| PASSAGE |

===============

Abstract
Water molecules in hydrogels were classified into three categories according to phase transition behavior; non-freezing, freezing bound and free water. Melting, crystallization, and glass transition of water in hydrogels reflected the state of the water interacting with polysaccharides. Freezing bound water formed metastable ice by slow cooling and formed amorphous ice by quenching. From the isothermal crystallization measurement, nucleation rate and crystal growth rate were obtained. The crystal growth rate of freezing bound water was about ten times slower than that of free water. The DSC characterization of water in hydrogels was summarized.

===============

| EXERCISE DETAILS |
List the three categories into which the abstract classifies water molecules in hydrogels.

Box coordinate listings
===============

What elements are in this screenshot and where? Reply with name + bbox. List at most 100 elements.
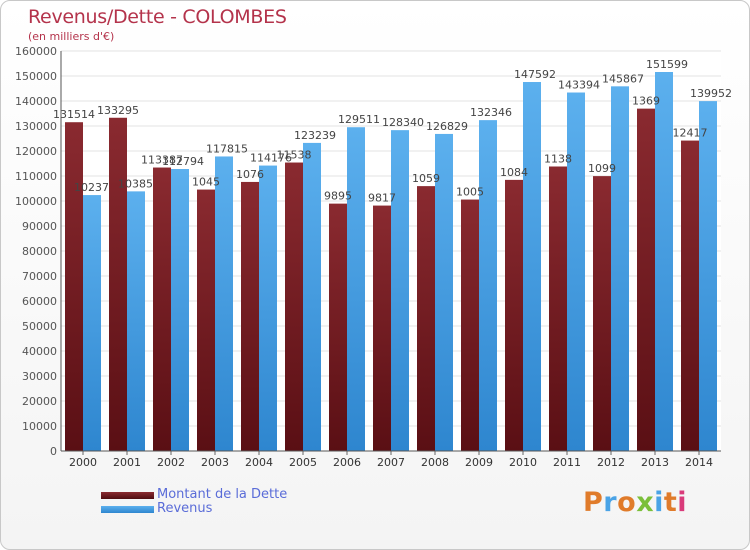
- bar-dette: [593, 176, 611, 451]
- data-label-dette: 1369: [632, 95, 660, 108]
- x-tick-label: 2001: [113, 456, 141, 469]
- x-tick-label: 2004: [245, 456, 273, 469]
- bar-revenus: [567, 92, 585, 451]
- bar-revenus: [523, 82, 541, 452]
- data-label-dette: 133295: [97, 104, 139, 117]
- y-tick-label: 20000: [22, 395, 57, 408]
- x-tick-label: 2005: [289, 456, 317, 469]
- data-label-revenus: 123239: [294, 129, 336, 142]
- data-label-revenus: 151599: [646, 58, 688, 71]
- y-tick-label: 40000: [22, 345, 57, 358]
- data-label-revenus: 126829: [426, 120, 468, 133]
- y-tick-label: 10000: [22, 420, 57, 433]
- logo-letter: i: [677, 487, 688, 518]
- logo-letter: t: [663, 487, 678, 518]
- y-tick-label: 60000: [22, 295, 57, 308]
- data-label-dette: 9895: [324, 190, 352, 203]
- x-tick-label: 2007: [377, 456, 405, 469]
- bar-revenus: [391, 130, 409, 451]
- bar-revenus: [215, 156, 233, 451]
- y-tick-label: 110000: [15, 170, 57, 183]
- logo-letter: i: [654, 487, 664, 518]
- logo-letter: o: [617, 487, 637, 518]
- data-label-dette: 1138: [544, 153, 572, 166]
- bar-dette: [549, 166, 567, 451]
- x-tick-label: 2009: [465, 456, 493, 469]
- bar-revenus: [479, 120, 497, 451]
- bar-revenus: [127, 191, 145, 451]
- legend-swatch-dette: [101, 492, 154, 499]
- bar-dette: [241, 181, 259, 451]
- data-label-revenus: 145867: [602, 72, 644, 85]
- data-label-dette: 1045: [192, 176, 220, 189]
- y-tick-label: 0: [50, 445, 57, 458]
- chart-subtitle: (en milliers d'€): [28, 30, 115, 43]
- bar-revenus: [655, 72, 673, 451]
- bar-dette: [329, 203, 347, 451]
- bar-dette: [681, 140, 699, 451]
- y-tick-label: 70000: [22, 270, 57, 283]
- bar-dette: [285, 162, 303, 451]
- bar-dette: [505, 179, 523, 451]
- bar-revenus: [435, 133, 453, 452]
- proxiti-logo: Proxiti: [583, 487, 687, 518]
- logo-letter: x: [636, 487, 655, 518]
- data-label-dette: 9817: [368, 192, 396, 205]
- x-tick-label: 2014: [685, 456, 713, 469]
- x-tick-label: 2012: [597, 456, 625, 469]
- y-tick-label: 120000: [15, 145, 57, 158]
- bar-revenus: [347, 127, 365, 451]
- bar-dette: [373, 205, 391, 451]
- data-label-revenus: 114176: [250, 152, 292, 165]
- data-label-dette: 1084: [500, 166, 528, 179]
- bar-dette: [109, 117, 127, 451]
- y-tick-label: 150000: [15, 70, 57, 83]
- y-tick-label: 140000: [15, 95, 57, 108]
- data-label-revenus: 147592: [514, 68, 556, 81]
- data-label-dette: 11538: [277, 149, 312, 162]
- bar-revenus: [171, 169, 189, 451]
- bar-dette: [461, 199, 479, 451]
- y-tick-label: 90000: [22, 220, 57, 233]
- bar-dette: [637, 108, 655, 451]
- y-tick-label: 30000: [22, 370, 57, 383]
- legend-label-dette: Montant de la Dette: [157, 487, 288, 502]
- bar-dette: [153, 167, 171, 451]
- logo-letter: P: [583, 487, 604, 518]
- x-tick-label: 2010: [509, 456, 537, 469]
- y-tick-label: 130000: [15, 120, 57, 133]
- x-tick-label: 2003: [201, 456, 229, 469]
- x-tick-label: 2006: [333, 456, 361, 469]
- data-label-dette: 12417: [673, 127, 708, 140]
- data-label-revenus: 102370: [74, 181, 116, 194]
- bar-dette: [417, 186, 435, 451]
- data-label-dette: 131514: [53, 108, 95, 121]
- data-label-dette: 1059: [412, 172, 440, 185]
- data-label-revenus: 128340: [382, 116, 424, 129]
- data-label-dette: 113387: [141, 154, 183, 167]
- bar-revenus: [83, 195, 101, 451]
- data-label-dette: 1099: [588, 162, 616, 175]
- logo-letter: r: [603, 487, 618, 518]
- bar-revenus: [611, 86, 629, 452]
- data-label-revenus: 139952: [690, 87, 732, 100]
- bar-revenus: [303, 142, 321, 451]
- x-tick-label: 2002: [157, 456, 185, 469]
- y-tick-label: 160000: [15, 45, 57, 58]
- data-label-revenus: 132346: [470, 106, 512, 119]
- legend-swatch-revenus: [101, 506, 154, 513]
- data-label-dette: 1005: [456, 186, 484, 199]
- legend-label-revenus: Revenus: [157, 501, 213, 516]
- data-label-revenus: 117815: [206, 142, 248, 155]
- x-tick-label: 2013: [641, 456, 669, 469]
- bar-revenus: [699, 101, 717, 452]
- bar-dette: [197, 189, 215, 451]
- chart-title: Revenus/Dette - COLOMBES: [28, 6, 287, 28]
- x-tick-label: 2008: [421, 456, 449, 469]
- bar-revenus: [259, 165, 277, 451]
- x-tick-label: 2011: [553, 456, 581, 469]
- data-label-revenus: 143394: [558, 79, 600, 92]
- bar-dette: [65, 122, 83, 451]
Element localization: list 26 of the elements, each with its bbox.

===============

| RESULT FOR THIS EXERCISE |
Non-freezing water, freezing bound water, and free water.